__Requirement__. Copy every line of the data that includes the string "جرجان".

====== Exercise data ======

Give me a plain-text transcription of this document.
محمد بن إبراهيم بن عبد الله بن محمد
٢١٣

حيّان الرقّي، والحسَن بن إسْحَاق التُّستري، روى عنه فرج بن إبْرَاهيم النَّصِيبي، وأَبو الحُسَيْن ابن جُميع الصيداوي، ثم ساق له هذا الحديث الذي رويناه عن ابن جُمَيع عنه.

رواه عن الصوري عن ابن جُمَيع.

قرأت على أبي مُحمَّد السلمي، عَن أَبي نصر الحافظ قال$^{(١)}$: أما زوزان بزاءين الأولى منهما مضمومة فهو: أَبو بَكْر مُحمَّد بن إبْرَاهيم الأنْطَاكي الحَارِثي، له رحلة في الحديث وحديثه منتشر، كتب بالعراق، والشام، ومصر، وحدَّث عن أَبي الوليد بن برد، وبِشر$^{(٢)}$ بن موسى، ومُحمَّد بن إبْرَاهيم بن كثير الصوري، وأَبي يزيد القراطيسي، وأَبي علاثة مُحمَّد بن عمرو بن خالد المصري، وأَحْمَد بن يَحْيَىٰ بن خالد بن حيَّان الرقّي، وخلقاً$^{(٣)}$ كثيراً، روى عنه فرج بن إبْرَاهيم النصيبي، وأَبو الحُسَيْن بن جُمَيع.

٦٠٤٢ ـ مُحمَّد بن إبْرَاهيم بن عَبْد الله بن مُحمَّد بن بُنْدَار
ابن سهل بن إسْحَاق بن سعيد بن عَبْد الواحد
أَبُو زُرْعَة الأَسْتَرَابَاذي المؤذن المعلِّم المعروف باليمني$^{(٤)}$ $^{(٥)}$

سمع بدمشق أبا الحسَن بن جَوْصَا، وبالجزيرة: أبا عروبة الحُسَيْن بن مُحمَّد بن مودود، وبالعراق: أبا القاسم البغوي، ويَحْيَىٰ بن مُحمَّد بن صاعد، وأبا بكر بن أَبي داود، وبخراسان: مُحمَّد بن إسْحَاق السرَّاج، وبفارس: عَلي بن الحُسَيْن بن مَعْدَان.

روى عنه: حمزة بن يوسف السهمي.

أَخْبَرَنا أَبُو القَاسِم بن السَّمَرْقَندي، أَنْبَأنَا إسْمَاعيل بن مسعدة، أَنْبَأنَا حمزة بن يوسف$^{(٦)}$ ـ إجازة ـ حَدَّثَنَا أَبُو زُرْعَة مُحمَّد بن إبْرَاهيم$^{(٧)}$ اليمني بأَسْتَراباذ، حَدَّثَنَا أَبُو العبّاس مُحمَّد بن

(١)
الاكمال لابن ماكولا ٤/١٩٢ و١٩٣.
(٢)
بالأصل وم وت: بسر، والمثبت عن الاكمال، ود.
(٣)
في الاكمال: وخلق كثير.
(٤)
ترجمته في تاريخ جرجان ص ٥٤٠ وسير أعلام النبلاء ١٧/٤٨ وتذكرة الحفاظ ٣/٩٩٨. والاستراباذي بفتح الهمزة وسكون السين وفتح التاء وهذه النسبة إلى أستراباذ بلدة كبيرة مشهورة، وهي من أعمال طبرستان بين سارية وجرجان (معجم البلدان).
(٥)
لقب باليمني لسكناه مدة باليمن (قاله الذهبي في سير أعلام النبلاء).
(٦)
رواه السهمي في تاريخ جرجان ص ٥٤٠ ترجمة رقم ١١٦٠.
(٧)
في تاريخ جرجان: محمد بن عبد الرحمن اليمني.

======
====== Exercise data ======

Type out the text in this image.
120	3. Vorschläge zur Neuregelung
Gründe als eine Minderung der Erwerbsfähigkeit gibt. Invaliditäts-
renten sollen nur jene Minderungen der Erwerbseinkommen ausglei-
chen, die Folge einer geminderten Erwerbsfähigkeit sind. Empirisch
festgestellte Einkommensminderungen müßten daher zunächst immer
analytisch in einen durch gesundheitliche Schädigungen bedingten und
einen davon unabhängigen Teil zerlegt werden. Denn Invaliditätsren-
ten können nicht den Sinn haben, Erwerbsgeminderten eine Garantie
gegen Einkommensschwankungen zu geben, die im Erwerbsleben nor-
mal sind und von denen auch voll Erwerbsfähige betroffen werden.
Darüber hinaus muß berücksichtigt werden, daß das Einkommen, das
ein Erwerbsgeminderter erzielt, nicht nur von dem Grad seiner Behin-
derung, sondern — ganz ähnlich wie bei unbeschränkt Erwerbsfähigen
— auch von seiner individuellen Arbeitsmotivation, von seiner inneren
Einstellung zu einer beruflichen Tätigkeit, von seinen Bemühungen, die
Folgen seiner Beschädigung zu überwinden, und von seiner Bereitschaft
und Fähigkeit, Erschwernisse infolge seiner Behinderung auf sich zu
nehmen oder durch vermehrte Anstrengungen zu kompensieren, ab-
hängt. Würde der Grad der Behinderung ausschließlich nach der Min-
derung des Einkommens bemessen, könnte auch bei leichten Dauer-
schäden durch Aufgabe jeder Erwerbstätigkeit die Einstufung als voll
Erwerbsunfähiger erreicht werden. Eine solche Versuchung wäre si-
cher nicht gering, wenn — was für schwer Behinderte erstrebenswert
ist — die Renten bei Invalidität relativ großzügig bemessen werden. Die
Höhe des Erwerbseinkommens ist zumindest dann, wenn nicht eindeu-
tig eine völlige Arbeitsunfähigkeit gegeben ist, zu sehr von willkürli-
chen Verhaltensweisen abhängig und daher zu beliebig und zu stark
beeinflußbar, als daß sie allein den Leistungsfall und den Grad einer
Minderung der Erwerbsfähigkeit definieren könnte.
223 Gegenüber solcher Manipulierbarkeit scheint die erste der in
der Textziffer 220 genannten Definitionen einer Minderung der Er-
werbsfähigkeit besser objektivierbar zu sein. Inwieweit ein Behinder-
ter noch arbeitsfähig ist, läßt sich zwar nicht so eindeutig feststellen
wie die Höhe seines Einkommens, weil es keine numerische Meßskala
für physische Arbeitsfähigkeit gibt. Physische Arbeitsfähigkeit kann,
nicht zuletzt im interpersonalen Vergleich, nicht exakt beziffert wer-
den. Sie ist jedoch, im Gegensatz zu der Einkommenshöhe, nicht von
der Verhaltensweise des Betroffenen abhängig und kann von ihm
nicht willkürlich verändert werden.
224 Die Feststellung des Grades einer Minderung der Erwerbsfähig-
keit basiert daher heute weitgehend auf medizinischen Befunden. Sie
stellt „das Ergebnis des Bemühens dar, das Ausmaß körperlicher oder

======
====== Exercise data ======

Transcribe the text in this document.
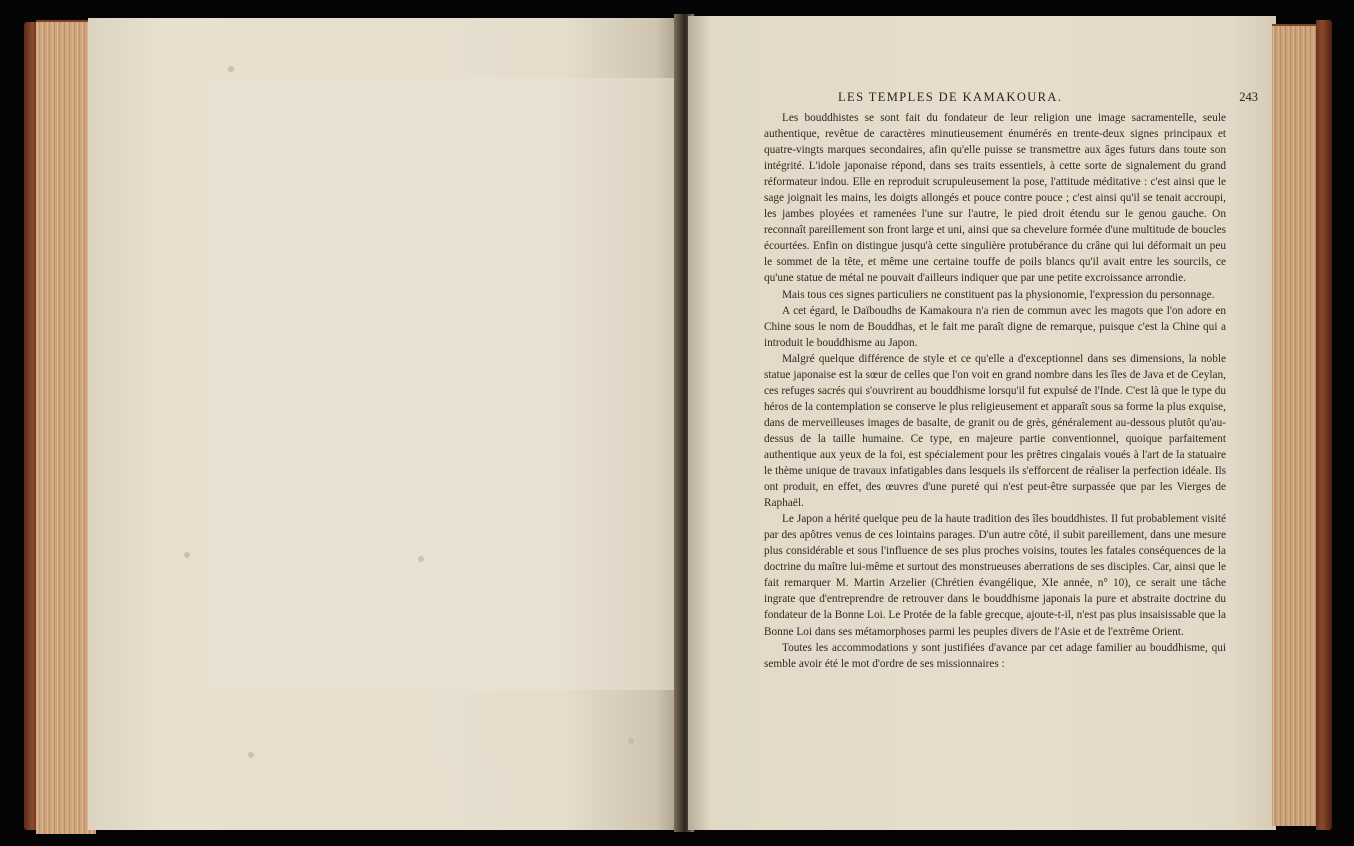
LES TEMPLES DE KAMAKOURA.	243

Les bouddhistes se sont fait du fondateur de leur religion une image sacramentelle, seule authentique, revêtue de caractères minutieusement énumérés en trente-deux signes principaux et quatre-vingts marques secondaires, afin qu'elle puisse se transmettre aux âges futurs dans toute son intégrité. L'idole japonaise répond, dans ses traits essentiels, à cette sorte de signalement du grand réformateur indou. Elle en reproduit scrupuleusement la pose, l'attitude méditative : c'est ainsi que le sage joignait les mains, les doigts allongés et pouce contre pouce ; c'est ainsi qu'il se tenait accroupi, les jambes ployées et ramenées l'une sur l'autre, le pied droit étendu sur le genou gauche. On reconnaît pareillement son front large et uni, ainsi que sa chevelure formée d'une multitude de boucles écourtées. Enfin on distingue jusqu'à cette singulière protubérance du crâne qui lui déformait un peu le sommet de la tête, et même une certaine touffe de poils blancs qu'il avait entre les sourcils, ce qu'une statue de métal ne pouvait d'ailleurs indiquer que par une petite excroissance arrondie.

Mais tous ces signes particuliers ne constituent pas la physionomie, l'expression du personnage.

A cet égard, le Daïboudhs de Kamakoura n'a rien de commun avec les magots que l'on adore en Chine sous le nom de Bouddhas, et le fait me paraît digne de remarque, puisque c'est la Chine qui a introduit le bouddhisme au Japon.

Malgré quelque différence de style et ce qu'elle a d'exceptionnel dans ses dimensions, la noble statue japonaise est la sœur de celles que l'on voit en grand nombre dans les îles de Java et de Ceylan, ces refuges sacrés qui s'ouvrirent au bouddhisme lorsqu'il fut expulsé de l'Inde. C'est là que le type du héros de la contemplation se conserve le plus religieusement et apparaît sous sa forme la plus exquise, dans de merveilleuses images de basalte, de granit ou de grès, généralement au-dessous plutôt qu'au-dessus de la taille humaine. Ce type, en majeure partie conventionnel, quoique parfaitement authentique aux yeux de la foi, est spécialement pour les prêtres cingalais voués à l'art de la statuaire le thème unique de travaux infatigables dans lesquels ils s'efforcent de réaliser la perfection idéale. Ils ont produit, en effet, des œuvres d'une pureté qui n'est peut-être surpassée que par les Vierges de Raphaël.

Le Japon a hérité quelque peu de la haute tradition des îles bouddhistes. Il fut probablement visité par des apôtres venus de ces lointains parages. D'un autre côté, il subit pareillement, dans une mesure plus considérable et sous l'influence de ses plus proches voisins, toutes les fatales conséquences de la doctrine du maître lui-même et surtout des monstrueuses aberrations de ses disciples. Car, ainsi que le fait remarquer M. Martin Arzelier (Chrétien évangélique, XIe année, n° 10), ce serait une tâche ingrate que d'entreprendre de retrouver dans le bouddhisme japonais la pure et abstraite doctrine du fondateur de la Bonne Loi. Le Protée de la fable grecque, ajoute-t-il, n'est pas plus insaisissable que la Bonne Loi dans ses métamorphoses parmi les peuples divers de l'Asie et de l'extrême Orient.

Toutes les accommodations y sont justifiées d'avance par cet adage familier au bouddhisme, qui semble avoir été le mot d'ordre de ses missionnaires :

======

__Solution for this exercise__.
ترجمته في تاريخ جرجان ص ٥٤٠ وسير أعلام النبلاء ١٧/٤٨ وتذكرة الحفاظ ٣/٩٩٨. والاستراباذي بفتح الهمزة وسكون السين وفتح التاء وهذه النسبة إلى أستراباذ بلدة كبيرة مشهورة، وهي من أعمال طبرستان بين سارية وجرجان (معجم البلدان).
رواه السهمي في تاريخ جرجان ص ٥٤٠ ترجمة رقم ١١٦٠.
في تاريخ جرجان: محمد بن عبد الرحمن اليمني.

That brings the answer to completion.